Verilen Metin:
======
Bu yılki Eurovision’a Türkiye adına katılacak olan Can Bonomo, “ ‘Love Me Back’e ve müziğime güveniyorum. Türkiye’yi en iyi şekilde temsil edeceğime inanıyorum” diyor. Bonomo, ‘Love Me Back’in, Eurovision’a uygun olması için hazırlanmış bir parça değil, kendi müzikal çizgisini yansıtan, ‘İstanbul müziği’ tarzında bir şarkı olduğunu söylüyor.
LORA BAYTAR
Bu yıl Mayıs ayında Azerbaycan’da yapılacak olan, Ermenistan’ın katılmama kararı aldığı Eurovision Şarkı Yarışması’nda Türkiye’yi ilk kez Yahudi bir sanatçı temsil edecek. Televizyonculuk ve radyoculukla başlayan müzik yaşamının merdivenlerini hızla tırmanan Can Bonomo’yu ‘Meczup’ şarkısıyla tanımıştık.
======
Verilen Bilgiler:
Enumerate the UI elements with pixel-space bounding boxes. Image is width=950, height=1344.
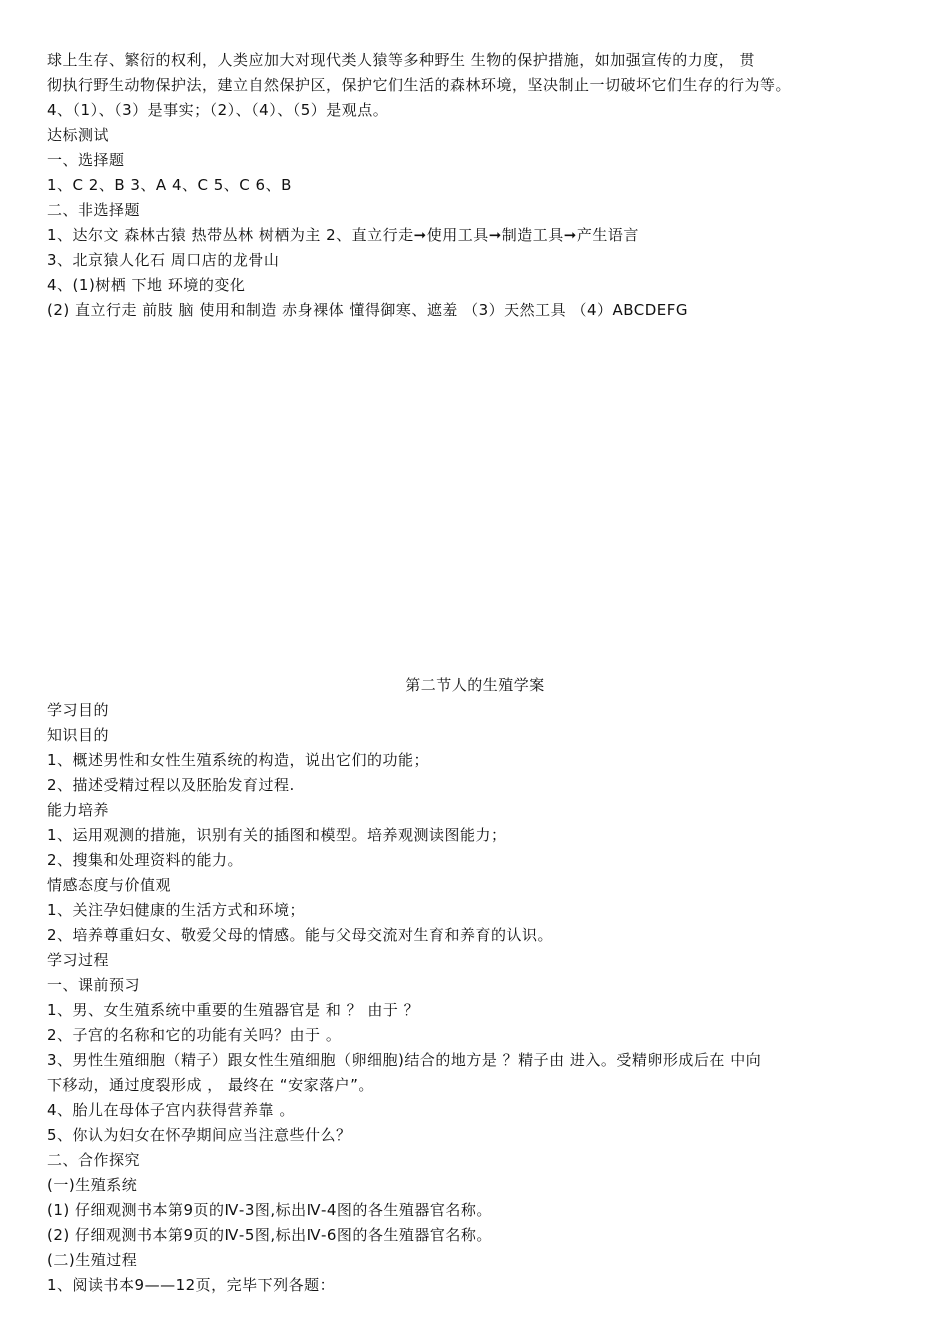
======
Can Bonomo'nun Eurovision'a katılımını anlatan metnin devamını yazın. Veriler, metinden ayrı bir malzemedir.

2011’de düzenlenen 8. Radyo Boğaziçi Müzik Ödülleri’nde ‘En İyi Çıkış Yapan Sanatçı’, ve ‘38. Altın Kelebek Televizyon Ödülleri’nde ‘En İyi Çıkış Yapan Solist’ ödüllerini alan ve henüz 24 yaşındayken, dünya ülkelerinin bakışlarını üzerinde toplayan bir müzik yarışmasına katılma şansını yakalayan Bonomo’yla, Türkiye’nin Eurovision grafiği, pek çok dinleyici tarafından ‘tipik bir Eurovision şarkısı’ olarak tanımlanan ‘Love Me Back’ adlı şarkısı ve Türkiye’yi temsil edecek olmanın getirdiği sorumluluk üzerine konuştuk.
• Türkiye’yi Eurovision’da temsil etme teklifini nasıl aldınız?
Haftalar önce menajerim Ece’ye bir telefon geliyor. “Bugün mutlaka görüşmemiz gerek, saat kaçta olursa olsun” diyorlar. “Ne konuşacağız?” diyor Ece, “Genel” diye yanıt veriyorlar. Bir programa davet gibi bir konu bekliyorduk. O gece TRT’ye, İsmail Güngör’le görüşmeye gittik. Bir süre sohbet ettikten sonra “Bu yıl Türkiye’yi Eurovision’da temsil etmek ister misiniz?” diye sordu İsmail Bey. Ece’yle bir süre birbirimize baktık. Sonra bizi yalnız bıraktılar ve ekip olarak kabul etmeye karar verdik. Çok çok şaşırdım ve çok gurur duydum.
• ‘Love Me Back’, Eurovision’a uygun olması için özel bir çabayla hazırlanmış bir şarkı mı?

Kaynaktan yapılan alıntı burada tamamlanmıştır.